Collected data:
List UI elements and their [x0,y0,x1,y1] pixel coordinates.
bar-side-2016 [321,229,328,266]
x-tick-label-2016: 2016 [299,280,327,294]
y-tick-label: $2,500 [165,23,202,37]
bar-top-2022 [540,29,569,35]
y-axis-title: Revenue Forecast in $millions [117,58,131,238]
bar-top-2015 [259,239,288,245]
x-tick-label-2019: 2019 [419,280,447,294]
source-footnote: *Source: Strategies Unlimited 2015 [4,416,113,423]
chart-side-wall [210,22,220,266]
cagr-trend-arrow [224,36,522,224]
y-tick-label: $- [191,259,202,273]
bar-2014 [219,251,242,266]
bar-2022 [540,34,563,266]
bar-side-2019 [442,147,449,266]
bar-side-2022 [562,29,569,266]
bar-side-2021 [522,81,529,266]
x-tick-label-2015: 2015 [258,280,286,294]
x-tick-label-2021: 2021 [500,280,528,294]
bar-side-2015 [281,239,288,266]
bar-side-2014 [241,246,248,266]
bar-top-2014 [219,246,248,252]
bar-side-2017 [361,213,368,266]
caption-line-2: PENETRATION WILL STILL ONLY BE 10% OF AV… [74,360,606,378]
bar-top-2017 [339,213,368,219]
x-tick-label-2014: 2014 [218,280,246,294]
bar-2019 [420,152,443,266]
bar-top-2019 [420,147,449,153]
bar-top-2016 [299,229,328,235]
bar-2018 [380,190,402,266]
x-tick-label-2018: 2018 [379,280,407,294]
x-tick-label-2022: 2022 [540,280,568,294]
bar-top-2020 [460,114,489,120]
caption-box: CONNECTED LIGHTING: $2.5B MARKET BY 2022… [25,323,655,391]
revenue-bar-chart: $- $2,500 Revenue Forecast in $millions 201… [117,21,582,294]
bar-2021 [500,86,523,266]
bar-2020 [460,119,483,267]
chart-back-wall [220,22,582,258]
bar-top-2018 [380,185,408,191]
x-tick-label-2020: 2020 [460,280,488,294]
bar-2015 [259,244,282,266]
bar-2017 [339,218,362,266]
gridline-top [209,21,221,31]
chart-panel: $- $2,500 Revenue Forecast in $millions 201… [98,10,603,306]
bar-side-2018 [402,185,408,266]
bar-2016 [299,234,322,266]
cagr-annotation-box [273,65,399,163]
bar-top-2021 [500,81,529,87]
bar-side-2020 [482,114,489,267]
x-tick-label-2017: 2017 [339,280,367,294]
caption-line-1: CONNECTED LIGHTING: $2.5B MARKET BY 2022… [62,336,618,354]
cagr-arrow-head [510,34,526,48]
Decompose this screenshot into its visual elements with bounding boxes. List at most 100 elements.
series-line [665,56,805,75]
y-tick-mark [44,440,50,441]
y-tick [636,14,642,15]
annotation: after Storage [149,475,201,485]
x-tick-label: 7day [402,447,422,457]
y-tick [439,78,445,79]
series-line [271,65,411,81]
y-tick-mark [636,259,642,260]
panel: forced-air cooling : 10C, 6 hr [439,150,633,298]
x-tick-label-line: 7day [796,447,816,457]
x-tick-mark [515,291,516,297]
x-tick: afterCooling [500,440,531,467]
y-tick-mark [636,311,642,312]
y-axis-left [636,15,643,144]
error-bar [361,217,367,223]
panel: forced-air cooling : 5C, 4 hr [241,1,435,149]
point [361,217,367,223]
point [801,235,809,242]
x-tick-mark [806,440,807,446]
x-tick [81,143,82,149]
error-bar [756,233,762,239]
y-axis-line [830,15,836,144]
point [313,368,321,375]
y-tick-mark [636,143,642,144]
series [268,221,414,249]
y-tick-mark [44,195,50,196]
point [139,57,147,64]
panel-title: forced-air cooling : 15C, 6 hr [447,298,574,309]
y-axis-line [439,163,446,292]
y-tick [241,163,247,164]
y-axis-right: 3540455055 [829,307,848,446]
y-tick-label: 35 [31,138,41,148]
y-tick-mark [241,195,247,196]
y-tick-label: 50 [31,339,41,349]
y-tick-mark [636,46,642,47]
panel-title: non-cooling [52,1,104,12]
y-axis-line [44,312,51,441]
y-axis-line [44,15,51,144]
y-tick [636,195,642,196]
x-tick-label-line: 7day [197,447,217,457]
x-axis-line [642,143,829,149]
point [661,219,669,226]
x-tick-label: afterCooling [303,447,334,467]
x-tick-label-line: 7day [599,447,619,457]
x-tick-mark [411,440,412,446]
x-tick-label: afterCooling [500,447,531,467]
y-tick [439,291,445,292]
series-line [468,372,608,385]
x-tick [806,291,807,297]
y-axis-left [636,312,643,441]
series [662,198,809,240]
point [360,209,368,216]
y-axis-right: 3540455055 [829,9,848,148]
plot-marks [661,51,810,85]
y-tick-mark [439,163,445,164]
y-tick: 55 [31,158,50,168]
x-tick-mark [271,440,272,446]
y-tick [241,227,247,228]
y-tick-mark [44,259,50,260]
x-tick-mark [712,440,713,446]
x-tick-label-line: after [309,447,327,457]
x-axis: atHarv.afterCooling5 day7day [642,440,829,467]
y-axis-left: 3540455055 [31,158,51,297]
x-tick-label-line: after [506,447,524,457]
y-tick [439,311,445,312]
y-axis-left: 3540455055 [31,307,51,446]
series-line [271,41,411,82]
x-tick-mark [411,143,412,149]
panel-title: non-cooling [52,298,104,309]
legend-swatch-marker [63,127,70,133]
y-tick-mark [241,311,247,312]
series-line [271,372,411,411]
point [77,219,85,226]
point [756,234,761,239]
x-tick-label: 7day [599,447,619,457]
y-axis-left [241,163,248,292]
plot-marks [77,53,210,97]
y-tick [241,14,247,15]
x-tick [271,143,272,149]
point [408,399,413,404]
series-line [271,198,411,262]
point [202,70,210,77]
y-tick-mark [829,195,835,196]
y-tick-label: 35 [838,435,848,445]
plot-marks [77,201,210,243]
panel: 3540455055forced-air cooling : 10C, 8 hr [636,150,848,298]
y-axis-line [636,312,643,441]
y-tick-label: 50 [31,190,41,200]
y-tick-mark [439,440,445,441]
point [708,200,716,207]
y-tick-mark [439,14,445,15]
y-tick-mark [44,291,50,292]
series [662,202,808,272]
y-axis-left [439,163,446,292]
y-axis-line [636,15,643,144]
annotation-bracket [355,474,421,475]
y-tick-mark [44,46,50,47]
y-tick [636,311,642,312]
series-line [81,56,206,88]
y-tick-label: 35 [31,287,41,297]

• **What you are asked to do**: Please rewrite all the items above, replacing "plot-marks" with "plot-markers" and leaving everything else unchanged.

• **Exercise response**:
List UI elements and their [x0,y0,x1,y1] pixel coordinates.
bar-side-2016 [321,229,328,266]
x-tick-label-2016: 2016 [299,280,327,294]
y-tick-label: $2,500 [165,23,202,37]
bar-top-2022 [540,29,569,35]
y-axis-title: Revenue Forecast in $millions [117,58,131,238]
bar-top-2015 [259,239,288,245]
x-tick-label-2019: 2019 [419,280,447,294]
source-footnote: *Source: Strategies Unlimited 2015 [4,416,113,423]
chart-side-wall [210,22,220,266]
cagr-trend-arrow [224,36,522,224]
y-tick-label: $- [191,259,202,273]
bar-2014 [219,251,242,266]
bar-2022 [540,34,563,266]
bar-side-2019 [442,147,449,266]
bar-side-2022 [562,29,569,266]
bar-side-2021 [522,81,529,266]
x-tick-label-2015: 2015 [258,280,286,294]
x-tick-label-2021: 2021 [500,280,528,294]
bar-side-2015 [281,239,288,266]
bar-side-2014 [241,246,248,266]
bar-top-2014 [219,246,248,252]
bar-side-2017 [361,213,368,266]
caption-line-2: PENETRATION WILL STILL ONLY BE 10% OF AV… [74,360,606,378]
bar-top-2017 [339,213,368,219]
x-tick-label-2014: 2014 [218,280,246,294]
bar-2019 [420,152,443,266]
bar-top-2019 [420,147,449,153]
bar-top-2016 [299,229,328,235]
bar-2018 [380,190,402,266]
x-tick-label-2018: 2018 [379,280,407,294]
x-tick-label-2022: 2022 [540,280,568,294]
bar-top-2020 [460,114,489,120]
caption-box: CONNECTED LIGHTING: $2.5B MARKET BY 2022… [25,323,655,391]
revenue-bar-chart: $- $2,500 Revenue Forecast in $millions 201… [117,21,582,294]
bar-2021 [500,86,523,266]
bar-2020 [460,119,483,267]
chart-back-wall [220,22,582,258]
bar-top-2018 [380,185,408,191]
x-tick-label-2020: 2020 [460,280,488,294]
bar-2015 [259,244,282,266]
bar-2017 [339,218,362,266]
gridline-top [209,21,221,31]
chart-panel: $- $2,500 Revenue Forecast in $millions 201… [98,10,603,306]
bar-side-2018 [402,185,408,266]
bar-2016 [299,234,322,266]
cagr-annotation-box [273,65,399,163]
bar-top-2021 [500,81,529,87]
bar-side-2020 [482,114,489,267]
x-tick-label-2017: 2017 [339,280,367,294]
caption-line-1: CONNECTED LIGHTING: $2.5B MARKET BY 2022… [62,336,618,354]
cagr-arrow-head [510,34,526,48]
Decompose this screenshot into its visual elements with bounding boxes. List at most 100 elements.
series-line [665,56,805,75]
y-tick-mark [44,440,50,441]
y-tick [636,14,642,15]
annotation: after Storage [149,475,201,485]
x-tick-label: 7day [402,447,422,457]
y-tick [439,78,445,79]
series-line [271,65,411,81]
y-tick-mark [636,259,642,260]
panel: forced-air cooling : 10C, 6 hr [439,150,633,298]
x-tick-label-line: 7day [796,447,816,457]
x-tick-mark [515,291,516,297]
x-tick: afterCooling [500,440,531,467]
y-tick-mark [636,311,642,312]
y-axis-left [636,15,643,144]
error-bar [361,217,367,223]
panel: forced-air cooling : 5C, 4 hr [241,1,435,149]
point [361,217,367,223]
point [801,235,809,242]
x-tick-mark [806,440,807,446]
x-tick [81,143,82,149]
error-bar [756,233,762,239]
y-axis-line [830,15,836,144]
point [313,368,321,375]
y-tick-mark [636,143,642,144]
series [268,221,414,249]
y-tick-mark [44,195,50,196]
point [139,57,147,64]
panel-title: forced-air cooling : 15C, 6 hr [447,298,574,309]
y-axis-line [439,163,446,292]
y-tick [241,163,247,164]
y-axis-right: 3540455055 [829,307,848,446]
y-tick-label: 35 [31,138,41,148]
y-tick-mark [241,195,247,196]
y-tick-label: 50 [31,339,41,349]
y-tick-mark [636,46,642,47]
panel-title: non-cooling [52,1,104,12]
y-axis-line [44,312,51,441]
y-axis-line [44,15,51,144]
y-tick [636,195,642,196]
x-tick-label-line: 7day [197,447,217,457]
x-axis-line [642,143,829,149]
point [661,219,669,226]
x-tick-label: afterCooling [303,447,334,467]
x-tick-label-line: 7day [599,447,619,457]
x-tick-mark [411,440,412,446]
x-tick-label: afterCooling [500,447,531,467]
y-tick [439,291,445,292]
series-line [468,372,608,385]
x-tick [806,291,807,297]
y-axis-left [636,312,643,441]
series [662,198,809,240]
point [360,209,368,216]
y-axis-right: 3540455055 [829,9,848,148]
plot-markers [661,51,810,85]
y-tick-mark [439,163,445,164]
y-tick: 55 [31,158,50,168]
x-tick-mark [271,440,272,446]
y-tick [241,227,247,228]
y-tick-mark [44,259,50,260]
x-tick-mark [712,440,713,446]
x-tick-label-line: after [309,447,327,457]
x-axis: atHarv.afterCooling5 day7day [642,440,829,467]
y-axis-left: 3540455055 [31,158,51,297]
x-tick-label-line: after [506,447,524,457]
y-tick [439,311,445,312]
y-axis-left: 3540455055 [31,307,51,446]
series-line [271,41,411,82]
x-tick-mark [411,143,412,149]
panel-title: non-cooling [52,298,104,309]
legend-swatch-marker [63,127,70,133]
y-tick-mark [241,311,247,312]
series-line [271,372,411,411]
point [77,219,85,226]
point [756,234,761,239]
x-tick-label: 7day [599,447,619,457]
y-axis-left [241,163,248,292]
plot-markers [77,53,210,97]
y-tick [241,14,247,15]
x-tick [271,143,272,149]
point [408,399,413,404]
series-line [271,198,411,262]
point [202,70,210,77]
y-tick-mark [829,195,835,196]
y-tick-label: 35 [838,435,848,445]
plot-markers [77,201,210,243]
panel: 3540455055forced-air cooling : 10C, 8 hr [636,150,848,298]
y-axis-line [636,312,643,441]
y-tick-label: 50 [31,190,41,200]
y-tick-mark [439,440,445,441]
point [708,200,716,207]
y-tick-mark [439,14,445,15]
y-tick-mark [44,291,50,292]
series [662,202,808,272]
y-axis-left [439,163,446,292]
y-axis-line [636,15,643,144]
annotation-bracket [355,474,421,475]
y-tick-mark [44,46,50,47]
y-tick [636,311,642,312]
series-line [81,56,206,88]
y-tick-label: 35 [31,287,41,297]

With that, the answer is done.